======== Supplied material

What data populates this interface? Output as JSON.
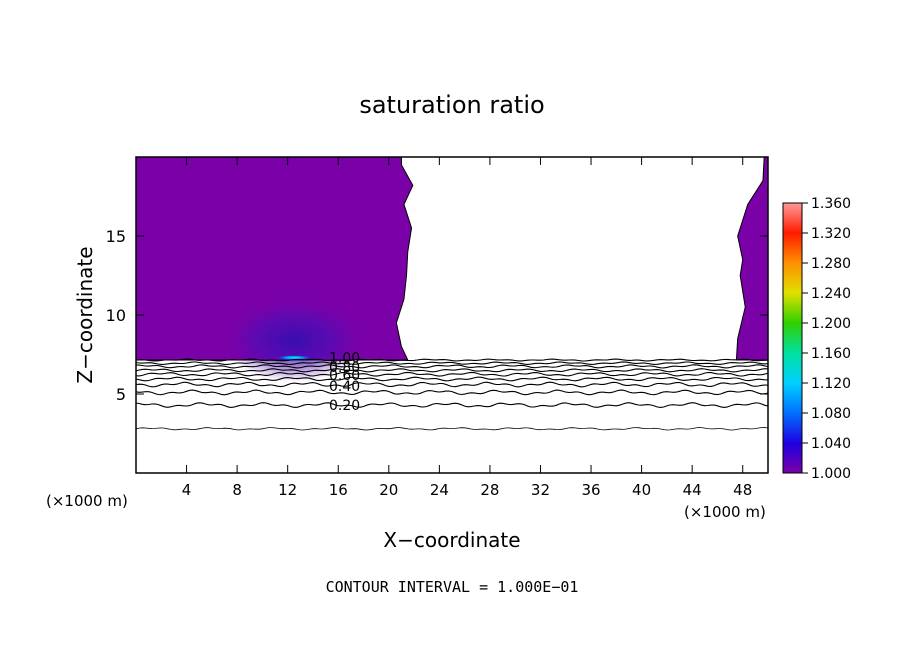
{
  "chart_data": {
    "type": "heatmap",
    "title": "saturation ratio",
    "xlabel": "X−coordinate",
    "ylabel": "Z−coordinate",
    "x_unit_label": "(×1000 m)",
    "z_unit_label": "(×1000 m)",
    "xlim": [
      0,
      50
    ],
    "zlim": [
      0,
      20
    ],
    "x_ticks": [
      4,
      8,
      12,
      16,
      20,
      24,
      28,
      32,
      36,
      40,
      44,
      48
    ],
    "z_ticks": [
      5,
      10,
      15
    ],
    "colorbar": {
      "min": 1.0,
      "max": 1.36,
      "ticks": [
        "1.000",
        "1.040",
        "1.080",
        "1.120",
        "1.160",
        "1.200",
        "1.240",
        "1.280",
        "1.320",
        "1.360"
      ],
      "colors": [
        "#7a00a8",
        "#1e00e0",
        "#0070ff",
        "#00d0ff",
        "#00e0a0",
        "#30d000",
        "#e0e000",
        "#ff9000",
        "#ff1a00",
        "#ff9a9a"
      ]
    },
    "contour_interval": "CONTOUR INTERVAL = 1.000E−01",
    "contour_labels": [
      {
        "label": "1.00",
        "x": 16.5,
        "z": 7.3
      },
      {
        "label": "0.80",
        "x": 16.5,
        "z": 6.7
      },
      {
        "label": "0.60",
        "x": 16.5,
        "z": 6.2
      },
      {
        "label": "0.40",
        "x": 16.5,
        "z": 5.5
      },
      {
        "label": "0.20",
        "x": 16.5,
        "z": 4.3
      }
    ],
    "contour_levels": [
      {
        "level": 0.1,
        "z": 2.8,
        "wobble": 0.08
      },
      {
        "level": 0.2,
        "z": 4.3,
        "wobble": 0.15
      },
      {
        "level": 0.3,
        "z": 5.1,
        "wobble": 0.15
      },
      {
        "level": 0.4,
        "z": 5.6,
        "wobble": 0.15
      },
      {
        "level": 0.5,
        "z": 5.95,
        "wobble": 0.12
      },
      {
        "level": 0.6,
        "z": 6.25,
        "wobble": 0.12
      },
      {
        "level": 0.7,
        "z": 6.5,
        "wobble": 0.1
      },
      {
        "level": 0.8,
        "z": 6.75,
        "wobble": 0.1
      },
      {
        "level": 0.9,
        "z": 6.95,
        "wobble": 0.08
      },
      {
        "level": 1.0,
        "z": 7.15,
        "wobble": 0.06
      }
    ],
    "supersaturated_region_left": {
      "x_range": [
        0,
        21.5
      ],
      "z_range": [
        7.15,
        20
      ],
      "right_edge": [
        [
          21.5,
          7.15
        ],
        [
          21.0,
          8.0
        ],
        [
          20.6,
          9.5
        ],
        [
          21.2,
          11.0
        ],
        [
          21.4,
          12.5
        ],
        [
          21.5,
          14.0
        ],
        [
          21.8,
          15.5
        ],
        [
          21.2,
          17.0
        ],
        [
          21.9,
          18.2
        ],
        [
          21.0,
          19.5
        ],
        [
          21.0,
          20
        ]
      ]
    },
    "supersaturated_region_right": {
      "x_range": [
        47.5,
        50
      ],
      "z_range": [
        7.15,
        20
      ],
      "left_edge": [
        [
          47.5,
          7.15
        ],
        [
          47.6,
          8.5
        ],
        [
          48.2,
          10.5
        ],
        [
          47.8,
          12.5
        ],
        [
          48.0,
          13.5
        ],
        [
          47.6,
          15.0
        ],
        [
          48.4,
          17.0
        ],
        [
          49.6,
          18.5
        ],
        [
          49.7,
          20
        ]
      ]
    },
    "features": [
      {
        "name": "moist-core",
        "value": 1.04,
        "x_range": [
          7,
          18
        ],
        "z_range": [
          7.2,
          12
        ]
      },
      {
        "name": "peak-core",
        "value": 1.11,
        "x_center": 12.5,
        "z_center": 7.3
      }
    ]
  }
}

================

#### The request:
Without the pictures, restate each entry exactly.

#### Correct output:
What data populates this interface? Output as JSON.
{
  "chart_data": {
    "type": "heatmap",
    "title": "saturation ratio",
    "xlabel": "X−coordinate",
    "ylabel": "Z−coordinate",
    "x_unit_label": "(×1000 m)",
    "z_unit_label": "(×1000 m)",
    "xlim": [
      0,
      50
    ],
    "zlim": [
      0,
      20
    ],
    "x_ticks": [
      4,
      8,
      12,
      16,
      20,
      24,
      28,
      32,
      36,
      40,
      44,
      48
    ],
    "z_ticks": [
      5,
      10,
      15
    ],
    "colorbar": {
      "min": 1.0,
      "max": 1.36,
      "ticks": [
        "1.000",
        "1.040",
        "1.080",
        "1.120",
        "1.160",
        "1.200",
        "1.240",
        "1.280",
        "1.320",
        "1.360"
      ],
      "colors": [
        "#7a00a8",
        "#1e00e0",
        "#0070ff",
        "#00d0ff",
        "#00e0a0",
        "#30d000",
        "#e0e000",
        "#ff9000",
        "#ff1a00",
        "#ff9a9a"
      ]
    },
    "contour_interval": "CONTOUR INTERVAL = 1.000E−01",
    "contour_labels": [
      {
        "label": "1.00",
        "x": 16.5,
        "z": 7.3
      },
      {
        "label": "0.80",
        "x": 16.5,
        "z": 6.7
      },
      {
        "label": "0.60",
        "x": 16.5,
        "z": 6.2
      },
      {
        "label": "0.40",
        "x": 16.5,
        "z": 5.5
      },
      {
        "label": "0.20",
        "x": 16.5,
        "z": 4.3
      }
    ],
    "contour_levels": [
      {
        "level": 0.1,
        "z": 2.8,
        "wobble": 0.08
      },
      {
        "level": 0.2,
        "z": 4.3,
        "wobble": 0.15
      },
      {
        "level": 0.3,
        "z": 5.1,
        "wobble": 0.15
      },
      {
        "level": 0.4,
        "z": 5.6,
        "wobble": 0.15
      },
      {
        "level": 0.5,
        "z": 5.95,
        "wobble": 0.12
      },
      {
        "level": 0.6,
        "z": 6.25,
        "wobble": 0.12
      },
      {
        "level": 0.7,
        "z": 6.5,
        "wobble": 0.1
      },
      {
        "level": 0.8,
        "z": 6.75,
        "wobble": 0.1
      },
      {
        "level": 0.9,
        "z": 6.95,
        "wobble": 0.08
      },
      {
        "level": 1.0,
        "z": 7.15,
        "wobble": 0.06
      }
    ],
    "supersaturated_region_left": {
      "x_range": [
        0,
        21.5
      ],
      "z_range": [
        7.15,
        20
      ],
      "right_edge": [
        [
          21.5,
          7.15
        ],
        [
          21.0,
          8.0
        ],
        [
          20.6,
          9.5
        ],
        [
          21.2,
          11.0
        ],
        [
          21.4,
          12.5
        ],
        [
          21.5,
          14.0
        ],
        [
          21.8,
          15.5
        ],
        [
          21.2,
          17.0
        ],
        [
          21.9,
          18.2
        ],
        [
          21.0,
          19.5
        ],
        [
          21.0,
          20
        ]
      ]
    },
    "supersaturated_region_right": {
      "x_range": [
        47.5,
        50
      ],
      "z_range": [
        7.15,
        20
      ],
      "left_edge": [
        [
          47.5,
          7.15
        ],
        [
          47.6,
          8.5
        ],
        [
          48.2,
          10.5
        ],
        [
          47.8,
          12.5
        ],
        [
          48.0,
          13.5
        ],
        [
          47.6,
          15.0
        ],
        [
          48.4,
          17.0
        ],
        [
          49.6,
          18.5
        ],
        [
          49.7,
          20
        ]
      ]
    },
    "features": [
      {
        "name": "moist-core",
        "value": 1.04,
        "x_range": [
          7,
          18
        ],
        "z_range": [
          7.2,
          12
        ]
      },
      {
        "name": "peak-core",
        "value": 1.11,
        "x_center": 12.5,
        "z_center": 7.3
      }
    ]
  }
}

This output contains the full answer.